[Extracted records]
..........
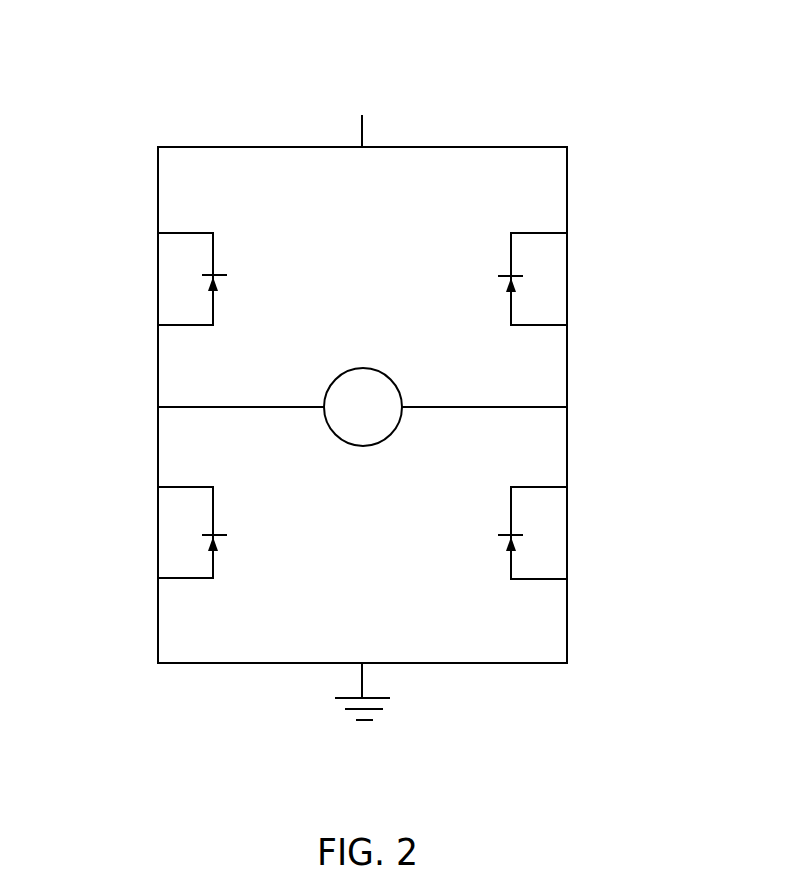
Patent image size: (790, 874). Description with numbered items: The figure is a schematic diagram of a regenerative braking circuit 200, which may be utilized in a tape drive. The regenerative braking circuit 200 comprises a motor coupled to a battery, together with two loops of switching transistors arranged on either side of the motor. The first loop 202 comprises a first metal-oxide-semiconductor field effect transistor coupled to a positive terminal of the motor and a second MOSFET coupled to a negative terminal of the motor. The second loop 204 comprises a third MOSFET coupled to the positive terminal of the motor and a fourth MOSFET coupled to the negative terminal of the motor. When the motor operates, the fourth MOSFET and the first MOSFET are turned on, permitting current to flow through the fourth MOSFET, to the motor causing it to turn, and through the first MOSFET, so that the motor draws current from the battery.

The regenerative braking circuit 200 is at (130, 45).
The first loop 202 is at (616, 148).
The second loop 204 is at (616, 407).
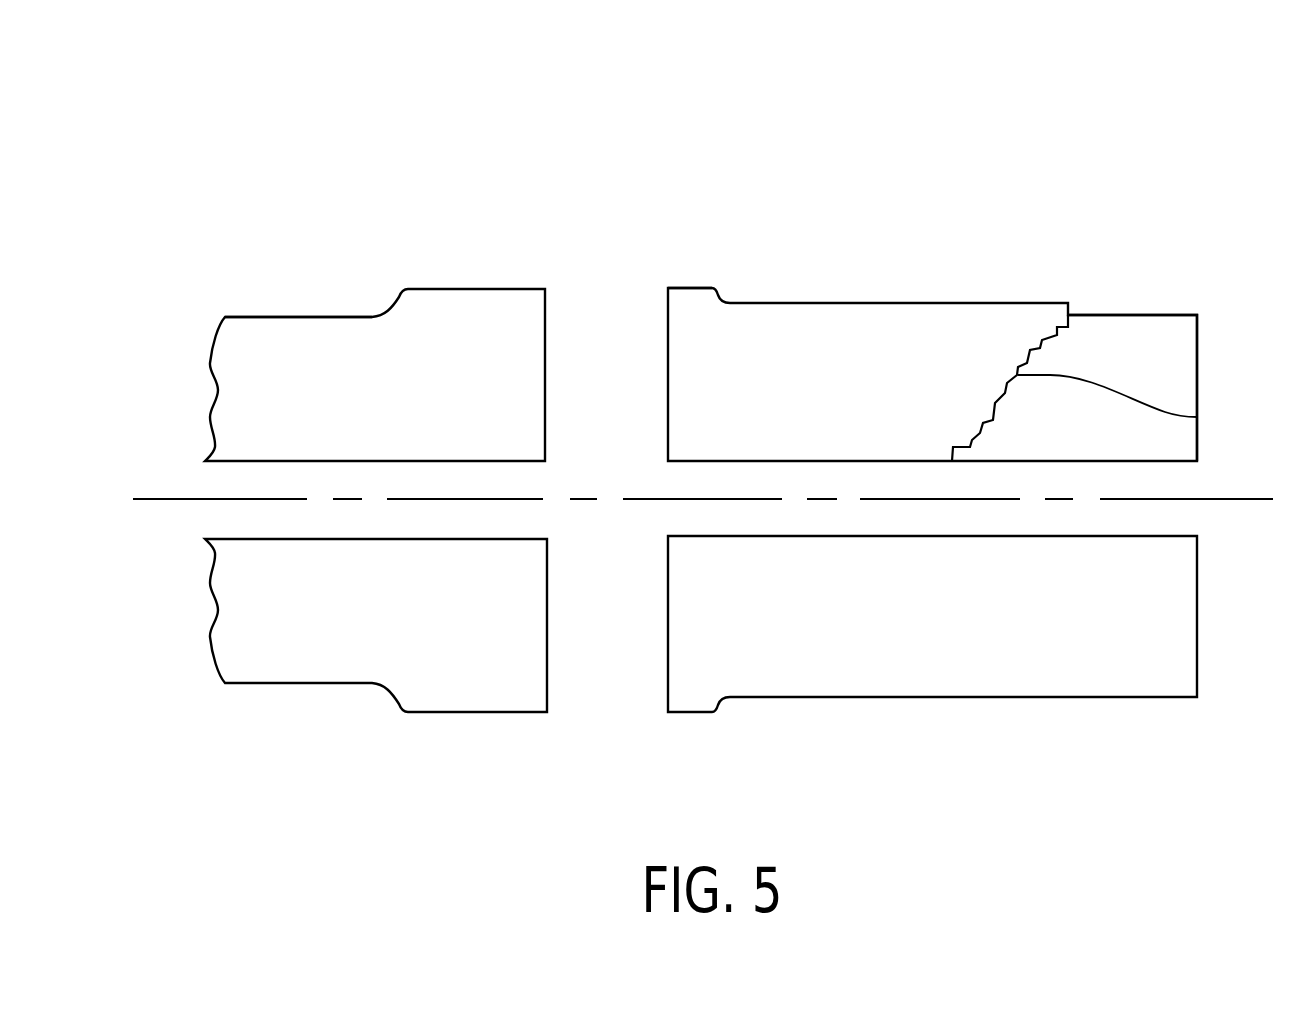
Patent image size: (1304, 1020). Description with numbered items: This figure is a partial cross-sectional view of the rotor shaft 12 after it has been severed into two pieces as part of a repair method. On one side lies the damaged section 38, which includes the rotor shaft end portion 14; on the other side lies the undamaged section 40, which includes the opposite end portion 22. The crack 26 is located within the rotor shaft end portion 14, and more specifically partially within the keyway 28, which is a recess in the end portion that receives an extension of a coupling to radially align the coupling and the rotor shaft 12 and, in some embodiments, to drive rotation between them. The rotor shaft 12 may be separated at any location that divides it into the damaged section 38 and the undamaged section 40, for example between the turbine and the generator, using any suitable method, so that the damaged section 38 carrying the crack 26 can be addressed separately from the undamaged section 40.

The rotor shaft 12 is at (681, 152).
The rotor shaft end portion 14 is at (1155, 342).
The end portion 22 is at (252, 330).
The crack 26 is at (1197, 417).
The keyway 28 is at (1157, 313).
The damaged section 38 is at (827, 400).
The undamaged section 40 is at (373, 405).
..........
**WHAT NEEDS TO BE DONE**
Copy out every one of the lines above, word for word, and omit the pictures.

**SOLUTION FOR THIS TASK**
Patent image size: (790, 874). Description with numbered items: The figure is a schematic diagram of a regenerative braking circuit 200, which may be utilized in a tape drive. The regenerative braking circuit 200 comprises a motor coupled to a battery, together with two loops of switching transistors arranged on either side of the motor. The first loop 202 comprises a first metal-oxide-semiconductor field effect transistor coupled to a positive terminal of the motor and a second MOSFET coupled to a negative terminal of the motor. The second loop 204 comprises a third MOSFET coupled to the positive terminal of the motor and a fourth MOSFET coupled to the negative terminal of the motor. When the motor operates, the fourth MOSFET and the first MOSFET are turned on, permitting current to flow through the fourth MOSFET, to the motor causing it to turn, and through the first MOSFET, so that the motor draws current from the battery.

The regenerative braking circuit 200 is at (130, 45).
The first loop 202 is at (616, 148).
The second loop 204 is at (616, 407).
Patent image size: (1304, 1020). Description with numbered items: This figure is a partial cross-sectional view of the rotor shaft 12 after it has been severed into two pieces as part of a repair method. On one side lies the damaged section 38, which includes the rotor shaft end portion 14; on the other side lies the undamaged section 40, which includes the opposite end portion 22. The crack 26 is located within the rotor shaft end portion 14, and more specifically partially within the keyway 28, which is a recess in the end portion that receives an extension of a coupling to radially align the coupling and the rotor shaft 12 and, in some embodiments, to drive rotation between them. The rotor shaft 12 may be separated at any location that divides it into the damaged section 38 and the undamaged section 40, for example between the turbine and the generator, using any suitable method, so that the damaged section 38 carrying the crack 26 can be addressed separately from the undamaged section 40.

The rotor shaft 12 is at (681, 152).
The rotor shaft end portion 14 is at (1155, 342).
The end portion 22 is at (252, 330).
The crack 26 is at (1197, 417).
The keyway 28 is at (1157, 313).
The damaged section 38 is at (827, 400).
The undamaged section 40 is at (373, 405).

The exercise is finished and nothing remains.